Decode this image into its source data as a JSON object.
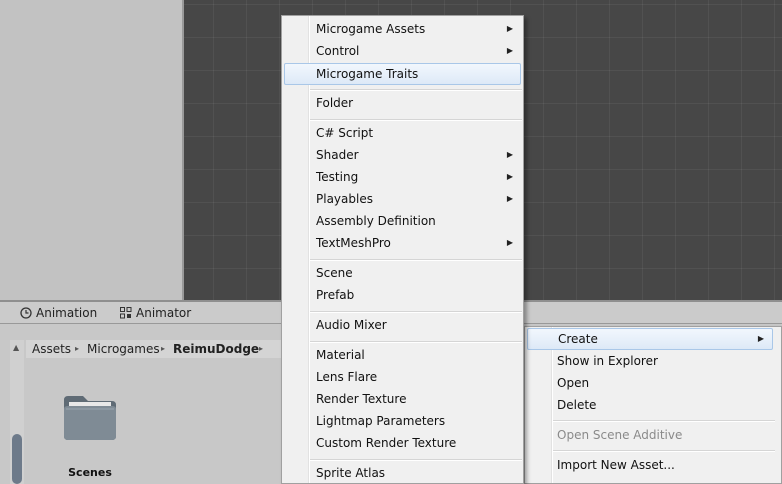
{
  "tabs": [
    {
      "label": "Animation",
      "icon": "clock-icon"
    },
    {
      "label": "Animator",
      "icon": "animator-icon"
    }
  ],
  "breadcrumb": [
    "Assets",
    "Microgames",
    "ReimuDodge"
  ],
  "breadcrumb_separator": "▸",
  "folder": {
    "label": "Scenes",
    "icon": "folder-icon"
  },
  "submenu_arrow": "▶",
  "main_menu": {
    "items": [
      {
        "label": "Microgame Assets",
        "submenu": true
      },
      {
        "label": "Control",
        "submenu": true
      },
      {
        "label": "Microgame Traits",
        "submenu": false,
        "highlighted": true
      },
      {
        "label": "Folder"
      },
      {
        "label": "C# Script"
      },
      {
        "label": "Shader",
        "submenu": true
      },
      {
        "label": "Testing",
        "submenu": true
      },
      {
        "label": "Playables",
        "submenu": true
      },
      {
        "label": "Assembly Definition"
      },
      {
        "label": "TextMeshPro",
        "submenu": true
      },
      {
        "label": "Scene"
      },
      {
        "label": "Prefab"
      },
      {
        "label": "Audio Mixer"
      },
      {
        "label": "Material"
      },
      {
        "label": "Lens Flare"
      },
      {
        "label": "Render Texture"
      },
      {
        "label": "Lightmap Parameters"
      },
      {
        "label": "Custom Render Texture"
      },
      {
        "label": "Sprite Atlas"
      }
    ]
  },
  "context_menu": {
    "items": [
      {
        "label": "Create",
        "submenu": true,
        "highlighted": true
      },
      {
        "label": "Show in Explorer"
      },
      {
        "label": "Open"
      },
      {
        "label": "Delete"
      },
      {
        "label": "Open Scene Additive",
        "disabled": true
      },
      {
        "label": "Import New Asset..."
      }
    ]
  },
  "colors": {
    "scene_bg": "#474747",
    "menu_bg": "#f0f0f0",
    "highlight_border": "#a9c7e8",
    "scroll_thumb": "#6d7a8a",
    "folder": "#7f8b95"
  }
}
-.-.-
Reproduce the material in full, word for word, and omit the pictures.

■ **Full answer**:
Decode this image into its source data as a JSON object.
{
  "tabs": [
    {
      "label": "Animation",
      "icon": "clock-icon"
    },
    {
      "label": "Animator",
      "icon": "animator-icon"
    }
  ],
  "breadcrumb": [
    "Assets",
    "Microgames",
    "ReimuDodge"
  ],
  "breadcrumb_separator": "▸",
  "folder": {
    "label": "Scenes",
    "icon": "folder-icon"
  },
  "submenu_arrow": "▶",
  "main_menu": {
    "items": [
      {
        "label": "Microgame Assets",
        "submenu": true
      },
      {
        "label": "Control",
        "submenu": true
      },
      {
        "label": "Microgame Traits",
        "submenu": false,
        "highlighted": true
      },
      {
        "label": "Folder"
      },
      {
        "label": "C# Script"
      },
      {
        "label": "Shader",
        "submenu": true
      },
      {
        "label": "Testing",
        "submenu": true
      },
      {
        "label": "Playables",
        "submenu": true
      },
      {
        "label": "Assembly Definition"
      },
      {
        "label": "TextMeshPro",
        "submenu": true
      },
      {
        "label": "Scene"
      },
      {
        "label": "Prefab"
      },
      {
        "label": "Audio Mixer"
      },
      {
        "label": "Material"
      },
      {
        "label": "Lens Flare"
      },
      {
        "label": "Render Texture"
      },
      {
        "label": "Lightmap Parameters"
      },
      {
        "label": "Custom Render Texture"
      },
      {
        "label": "Sprite Atlas"
      }
    ]
  },
  "context_menu": {
    "items": [
      {
        "label": "Create",
        "submenu": true,
        "highlighted": true
      },
      {
        "label": "Show in Explorer"
      },
      {
        "label": "Open"
      },
      {
        "label": "Delete"
      },
      {
        "label": "Open Scene Additive",
        "disabled": true
      },
      {
        "label": "Import New Asset..."
      }
    ]
  },
  "colors": {
    "scene_bg": "#474747",
    "menu_bg": "#f0f0f0",
    "highlight_border": "#a9c7e8",
    "scroll_thumb": "#6d7a8a",
    "folder": "#7f8b95"
  }
}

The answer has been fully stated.